* **Task statement**: From the entries below, pull out each line where "this" appears.

* **Record extracts**:
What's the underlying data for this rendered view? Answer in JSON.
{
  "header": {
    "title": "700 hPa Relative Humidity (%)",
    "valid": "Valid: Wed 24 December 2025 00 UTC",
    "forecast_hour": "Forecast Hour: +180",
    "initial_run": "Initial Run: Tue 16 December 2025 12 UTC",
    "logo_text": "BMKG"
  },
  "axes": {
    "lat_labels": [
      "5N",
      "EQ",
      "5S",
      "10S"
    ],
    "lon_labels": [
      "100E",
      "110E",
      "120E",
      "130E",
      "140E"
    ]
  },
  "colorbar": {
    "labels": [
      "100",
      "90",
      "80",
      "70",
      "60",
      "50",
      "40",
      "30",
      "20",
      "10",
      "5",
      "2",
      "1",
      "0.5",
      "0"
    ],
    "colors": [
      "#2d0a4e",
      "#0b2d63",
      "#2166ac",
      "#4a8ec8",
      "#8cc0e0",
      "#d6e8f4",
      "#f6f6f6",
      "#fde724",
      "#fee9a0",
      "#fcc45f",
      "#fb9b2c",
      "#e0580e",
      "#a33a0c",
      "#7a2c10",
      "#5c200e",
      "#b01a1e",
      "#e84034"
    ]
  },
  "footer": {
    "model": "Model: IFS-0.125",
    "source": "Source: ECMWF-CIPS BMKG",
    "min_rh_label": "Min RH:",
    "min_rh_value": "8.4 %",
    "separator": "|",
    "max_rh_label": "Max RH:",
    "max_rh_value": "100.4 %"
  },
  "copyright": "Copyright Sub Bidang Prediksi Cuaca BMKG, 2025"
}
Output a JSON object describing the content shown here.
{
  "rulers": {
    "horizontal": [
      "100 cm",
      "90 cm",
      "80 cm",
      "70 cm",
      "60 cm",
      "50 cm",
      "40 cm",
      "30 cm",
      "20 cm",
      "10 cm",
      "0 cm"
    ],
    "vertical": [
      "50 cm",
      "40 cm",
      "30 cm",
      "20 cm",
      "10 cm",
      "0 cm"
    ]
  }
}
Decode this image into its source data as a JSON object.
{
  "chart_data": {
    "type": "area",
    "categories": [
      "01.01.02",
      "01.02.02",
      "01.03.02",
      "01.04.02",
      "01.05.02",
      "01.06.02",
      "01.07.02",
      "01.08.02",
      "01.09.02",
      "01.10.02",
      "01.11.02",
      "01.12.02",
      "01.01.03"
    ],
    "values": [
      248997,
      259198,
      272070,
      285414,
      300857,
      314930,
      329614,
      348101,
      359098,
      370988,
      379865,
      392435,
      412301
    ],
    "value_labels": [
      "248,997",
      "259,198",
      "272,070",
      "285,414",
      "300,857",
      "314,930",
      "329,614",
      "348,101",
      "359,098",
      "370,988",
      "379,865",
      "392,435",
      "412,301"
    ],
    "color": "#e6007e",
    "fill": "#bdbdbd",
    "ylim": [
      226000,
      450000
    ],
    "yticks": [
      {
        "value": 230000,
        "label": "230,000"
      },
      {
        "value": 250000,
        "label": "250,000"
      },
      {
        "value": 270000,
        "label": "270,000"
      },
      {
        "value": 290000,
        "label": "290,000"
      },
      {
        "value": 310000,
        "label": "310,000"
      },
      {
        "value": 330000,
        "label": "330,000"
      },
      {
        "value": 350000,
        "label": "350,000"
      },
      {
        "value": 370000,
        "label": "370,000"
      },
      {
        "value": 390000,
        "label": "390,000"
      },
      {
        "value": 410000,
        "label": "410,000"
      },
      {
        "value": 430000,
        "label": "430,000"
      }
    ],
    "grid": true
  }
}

* **Output**:
What's the underlying data for this rendered view? Answer in JSON.
Decode this image into its source data as a JSON object.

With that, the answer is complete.